* [Extrait à lire]:
= = = = = = =

Mis à jour 15/10/2015 à 12:15 GMT+2

Suspendu avec Chelsea, désormais laissé de côté par Vicente del Bosque, Diego Costa est le footballeur qu'on adore détester. Et sur qui l'Espagne ne compte pas.

Diego Costa

Crédit: Panoramic

Jamais il n’en fera assez. Il aura beau promettre et acquiescer, il ne sera jamais des leurs. On le vit pendant une Coupe du monde sourire sur les photos, on l’entendit promettre qu’il se fondrait dans la nation rouge et jaune, on sentit même que son insupportable personnalité, cette agressivité contenue, cette sorte d’impardonnable grossièreté qu’il traînait au bout de ses pieds en forme de cisailles, tout cet attirail de démon des espaces verts pouvait même apporter à ce collectif docile et gentillet la dose raisonnable d’indiscipline et de rébellion nécessaire à transcender un groupe, à violenter un rival trop récalcitrant.

= = = = = = =

* [Entrées fournies]:
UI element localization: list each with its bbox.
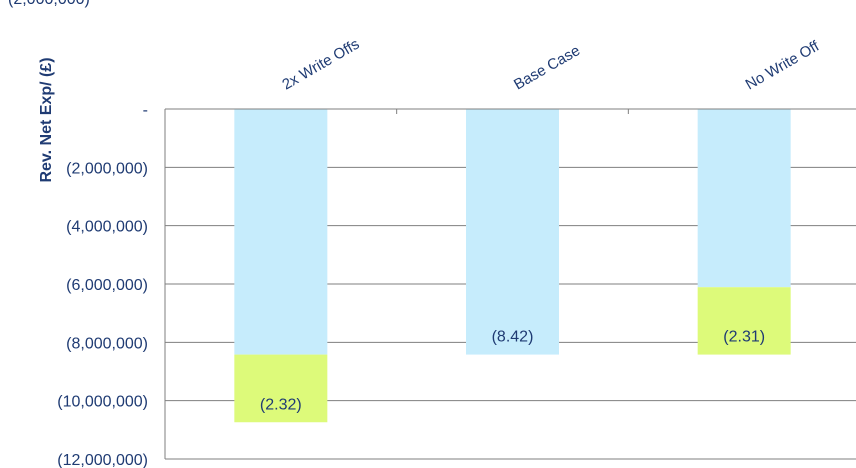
y-tick-label: (6,000,000) <box>66 277 148 294</box>
data-labels: (2.32) (8.42) (2.31) <box>260 329 765 414</box>
bar-segment <box>697 287 791 355</box>
y-top-partial-label: (2,000,000) <box>8 0 90 8</box>
y-tick-labels: - (2,000,000) (4,000,000) (6,000,000) (8,000… <box>57 102 148 468</box>
data-label: (2.31) <box>723 329 765 346</box>
y-tick-label: (10,000,000) <box>57 394 148 411</box>
x-tick-labels: 2x Write Offs Base Case No Write Off <box>279 36 823 94</box>
bar-segment <box>697 109 791 288</box>
y-tick-label: (4,000,000) <box>66 219 148 236</box>
x-tick-label: Base Case <box>511 42 583 93</box>
bar-segment <box>234 109 328 355</box>
y-tick-label: - <box>143 102 148 119</box>
x-tick-label: No Write Off <box>743 37 823 93</box>
data-label: (2.32) <box>260 396 302 413</box>
y-tick-label: (2,000,000) <box>66 160 148 177</box>
bar-segment <box>466 109 559 355</box>
data-label: (8.42) <box>492 329 534 346</box>
x-tick-label: 2x Write Offs <box>279 36 362 94</box>
bars <box>234 109 791 423</box>
y-axis-label: Rev. Net Exp/ (£) <box>38 57 55 182</box>
axes <box>164 108 856 459</box>
y-tick-label: (8,000,000) <box>66 335 148 352</box>
bar-segment <box>234 354 328 423</box>
y-tick-label: (12,000,000) <box>57 452 148 468</box>
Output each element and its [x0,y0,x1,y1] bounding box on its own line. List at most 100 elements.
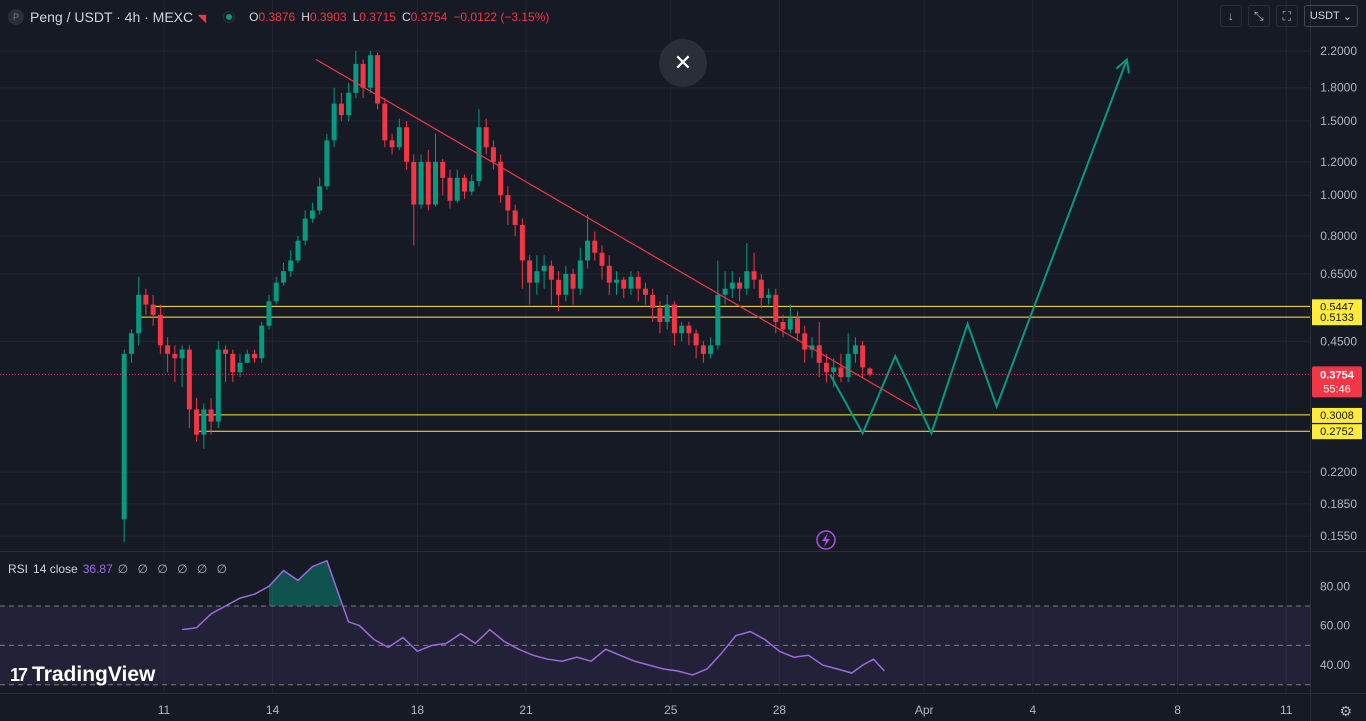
y-tick-label: 1.2000 [1320,155,1357,169]
level-badge [1312,310,1362,326]
candle-body [143,294,149,305]
tradingview-logo[interactable]: 17 TradingView [10,663,155,687]
candle-body [215,349,221,422]
candle-body [302,218,308,241]
candle-body [440,161,446,178]
level-label: 0.2752 [1320,426,1354,438]
x-tick-label: 25 [664,703,678,717]
ohlc-key: H [301,10,310,24]
candle-body [447,177,453,201]
lightning-icon-shape [822,533,830,547]
candle-body [534,271,540,283]
candle-body [787,318,793,330]
y-tick-label: 0.1550 [1320,529,1357,543]
arrow-down-icon[interactable]: ↓ [1219,5,1242,27]
candle-body [425,161,431,205]
candle-body [519,224,525,261]
candle-body [346,92,352,116]
ohlc-key: L [352,10,360,24]
candle-body [483,127,489,148]
candle-body [570,273,576,289]
candle-body [845,353,851,378]
rsi-label[interactable]: RSI [8,562,29,576]
top-right-toolbar: ↓ ⤡ ⛶ USDT ⌄ [1219,5,1358,27]
candle-body [179,349,185,359]
ohlc-value: −0.0122 (−3.15%) [453,10,550,24]
candle-body [157,314,163,346]
candle-body [614,279,619,283]
candle-body [679,325,685,334]
ohlc-value: 0.3754 [410,10,448,24]
y-tick-label: 0.1850 [1320,497,1357,511]
eye-icon[interactable] [223,11,236,23]
candle-body [223,349,229,354]
ohlc-item: C0.3754 [402,10,447,24]
x-tick-label: 11 [158,703,171,717]
candle-body [816,345,822,363]
candle-body [338,103,344,116]
candle-body [128,333,134,354]
candle-body [288,260,294,272]
candle-body [708,345,714,354]
collapse-icon[interactable]: ⤡ [1247,5,1270,27]
candle-body [208,409,214,422]
projection-path [829,59,1128,436]
gear-icon[interactable]: ⚙ [1339,703,1352,719]
ohlc-value: 0.3876 [258,10,296,24]
level-badge [1312,407,1362,423]
x-tick-label: 28 [773,703,787,717]
candle-body [700,345,706,354]
candle-body [737,282,743,289]
y-tick-label: 1.5000 [1320,114,1357,128]
candle-body [664,304,670,322]
candle-body [867,368,873,375]
y-tick-label: 0.4500 [1320,334,1357,348]
candle-body [433,161,438,205]
candle-body [150,304,156,315]
candle-body [556,279,562,295]
lightning-icon [816,530,836,550]
candle-body [802,333,808,350]
candle-body [324,140,330,187]
currency-dropdown[interactable]: USDT ⌄ [1303,5,1358,27]
candle-body [563,273,569,295]
candle-body [194,409,200,435]
close-button[interactable]: ✕ [659,39,707,87]
candle-body [418,161,424,205]
trendline [315,58,918,410]
rsi-band [0,606,1310,685]
candle-body [527,260,533,283]
flag-icon[interactable] [197,10,211,24]
level-label: 0.5133 [1320,312,1354,324]
candle-body [331,103,337,141]
tradingview-logo-icon: 17 [10,664,28,685]
x-tick-label: 21 [519,703,533,717]
candle-body [461,177,467,192]
candle-body [244,353,250,363]
candle-body [136,294,142,334]
candle-body [621,279,627,289]
candle-body [585,240,591,261]
fullscreen-icon[interactable]: ⛶ [1275,5,1298,27]
candle-body [838,367,844,378]
x-tick-label: 18 [411,703,425,717]
ohlc-item: H0.3903 [301,10,346,24]
candle-body [831,367,837,373]
ohlc-key: C [401,10,411,24]
candle-body [657,307,663,322]
symbol-title[interactable]: Peng / USDT · 4h · MEXC [30,9,194,25]
x-tick-label: 11 [1280,703,1293,717]
ohlc-value: 0.3715 [359,10,396,24]
candle-body [404,127,410,162]
projection-arrowhead [1115,57,1130,74]
candle-body [671,304,677,334]
candle-body [693,333,699,346]
candle-body [469,181,475,192]
candle-body [773,294,779,322]
candle-body [454,177,460,201]
candle-body [411,161,417,205]
candle-body [259,325,265,359]
y-tick-label: 1.8000 [1320,81,1357,95]
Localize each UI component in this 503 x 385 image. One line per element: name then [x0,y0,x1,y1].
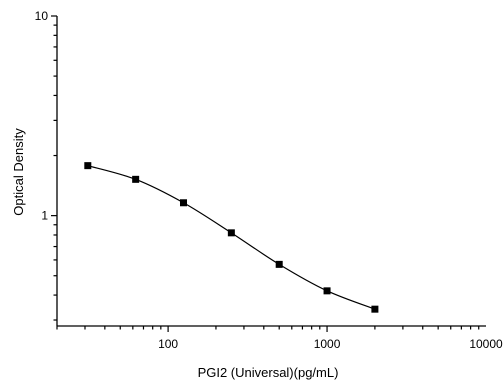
data-point [275,260,283,268]
y-tick-label: 1 [41,209,48,223]
series-line [87,165,376,310]
x-tick-label: 1000 [314,337,341,351]
data-point [180,199,188,207]
ticks: 100 1000 10000 1 10 [35,9,503,351]
series-layer [84,162,379,313]
y-axis-title: Optical Density [11,128,26,216]
data-point [132,175,140,183]
data-point [371,305,379,313]
data-point [323,287,331,295]
x-axis-title: PGI2 (Universal)(pg/mL) [198,365,339,380]
axes [56,16,486,327]
data-point [227,229,235,237]
x-tick-label: 10000 [469,337,503,351]
x-tick-label: 100 [158,337,178,351]
data-point [84,162,92,170]
y-tick-label: 10 [35,9,49,23]
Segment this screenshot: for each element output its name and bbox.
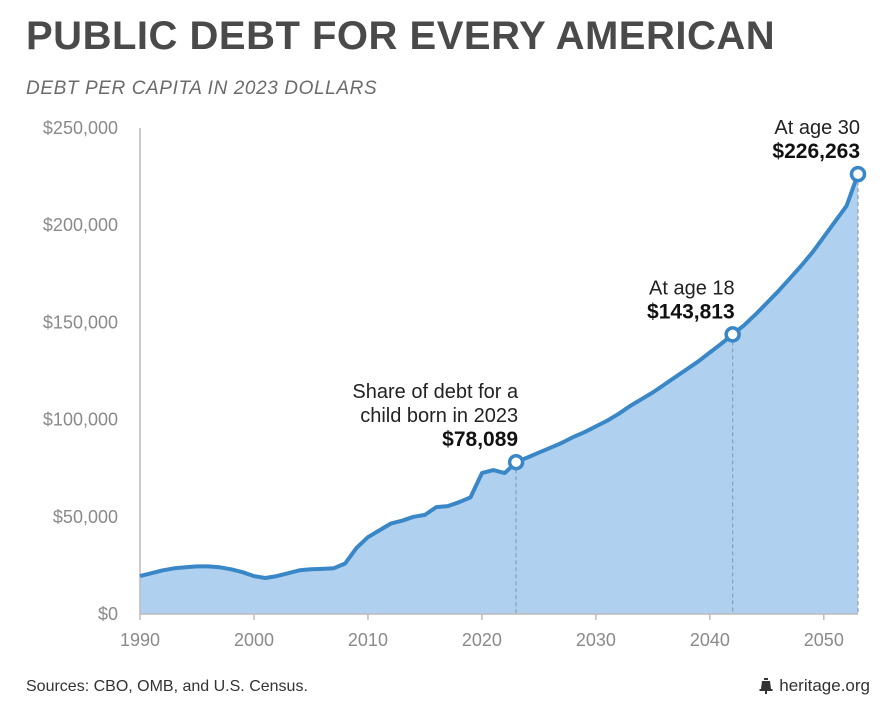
liberty-bell-icon xyxy=(759,678,773,694)
annotation-value: $78,089 xyxy=(442,428,518,451)
annotation-marker xyxy=(849,165,867,183)
x-tick-label: 2010 xyxy=(348,630,388,650)
sources-note: Sources: CBO, OMB, and U.S. Census. xyxy=(26,678,308,695)
x-tick-label: 2040 xyxy=(690,630,730,650)
x-tick-label: 2050 xyxy=(804,630,844,650)
y-tick-label: $200,000 xyxy=(43,215,118,235)
brand-label: heritage.org xyxy=(779,676,870,695)
x-tick-label: 2020 xyxy=(462,630,502,650)
annotation-marker xyxy=(724,326,741,343)
y-tick-label: $0 xyxy=(98,604,118,624)
y-tick-label: $100,000 xyxy=(43,410,118,430)
annotation-text: Share of debt for a xyxy=(352,381,519,403)
y-tick-label: $150,000 xyxy=(43,312,118,332)
annotation-markers xyxy=(507,165,867,471)
y-axis-labels: $0 $50,000 $100,000 $150,000 $200,000 $250,00… xyxy=(43,118,118,624)
area-fill xyxy=(140,174,858,614)
chart-title: PUBLIC DEBT FOR EVERY AMERICAN xyxy=(26,14,776,58)
annotation-text: child born in 2023 xyxy=(360,405,518,427)
brand-link[interactable]: heritage.org xyxy=(759,676,870,696)
annotation-text: At age 30 xyxy=(774,117,860,139)
guide-lines xyxy=(515,174,859,614)
x-tick-label: 2000 xyxy=(234,630,274,650)
annotation-text: At age 18 xyxy=(649,277,735,299)
annotation-value: $226,263 xyxy=(772,140,860,163)
x-tick-label: 1990 xyxy=(120,630,160,650)
x-axis-labels: 1990 2000 2010 2020 2030 2040 2050 xyxy=(120,614,844,650)
chart-subtitle: DEBT PER CAPITA IN 2023 DOLLARS xyxy=(26,78,378,99)
annotation-marker xyxy=(507,453,525,471)
annotation-value: $143,813 xyxy=(647,300,735,323)
y-tick-label: $250,000 xyxy=(43,118,118,138)
y-tick-label: $50,000 xyxy=(53,507,118,527)
x-tick-label: 2030 xyxy=(576,630,616,650)
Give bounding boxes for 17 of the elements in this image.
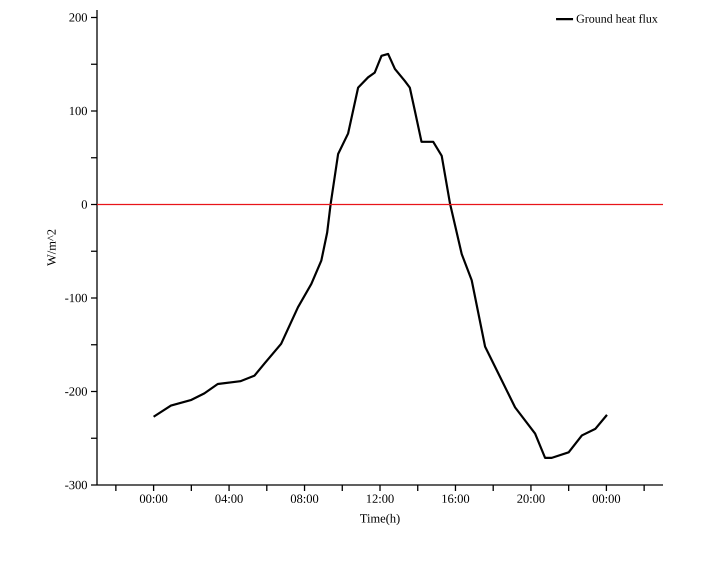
y-tick-label: 100 [70, 106, 87, 116]
y-tick-label: -100 [65, 294, 87, 302]
legend-label: Ground heat flux [576, 14, 658, 23]
x-tick-label: 00:00 [592, 494, 620, 503]
y-tick-label: -300 [65, 480, 87, 490]
y-axis-title: W/m^2 [47, 230, 56, 266]
line-series [152, 52, 608, 459]
x-tick-label: 12:00 [366, 494, 394, 503]
x-axis-title: Time(h) [360, 514, 400, 526]
x-tick-label: 00:00 [140, 494, 168, 503]
x-tick-label: 04:00 [215, 494, 243, 503]
x-tick-label: 16:00 [442, 494, 470, 503]
x-tick-label: 08:00 [290, 494, 318, 503]
y-tick-label: 0 [82, 200, 88, 209]
y-tick-label: 200 [69, 13, 87, 22]
y-tick-label: -200 [65, 387, 87, 396]
x-tick-label: 20:00 [517, 494, 545, 503]
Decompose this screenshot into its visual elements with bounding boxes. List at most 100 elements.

= = = = = = =

* [Tâches à réaliser]:
a) Répondez aux questions suivantes d'après l'extrait sur Diego Costa.
(i) Avec quel club Diego Costa est-il suspendu ?
(ii) Qui l'a désormais laissé de côté ?
(iii) Pendant quelle compétition l'a-t-on vu sourire sur les photos ?
b) Reproduisez le passage de l'extrait sur Diego Costa en commençant aux mots "Suspendu avec Chelsea, désormais" et en vous arrêtant après les mots "rival trop récalcitrant.".
La liste constitue un matériau à part, distinct de l'extrait sur Diego Costa.

* [Les réponses]:
a)
(i) Avec Chelsea.
(ii) Vicente del Bosque.
(iii) Pendant une Coupe du monde.

b)
Suspendu avec Chelsea, désormais laissé de côté par Vicente del Bosque, Diego Costa est le footballeur qu'on adore détester. Et sur qui l'Espagne ne compte pas.

Diego Costa

Crédit: Panoramic

Jamais il n’en fera assez. Il aura beau promettre et acquiescer, il ne sera jamais des leurs. On le vit pendant une Coupe du monde sourire sur les photos, on l’entendit promettre qu’il se fondrait dans la nation rouge et jaune, on sentit même que son insupportable personnalité, cette agressivité contenue, cette sorte d’impardonnable grossièreté qu’il traînait au bout de ses pieds en forme de cisailles, tout cet attirail de démon des espaces verts pouvait même apporter à ce collectif docile et gentillet la dose raisonnable d’indiscipline et de rébellion nécessaire à transcender un groupe, à violenter un rival trop récalcitrant.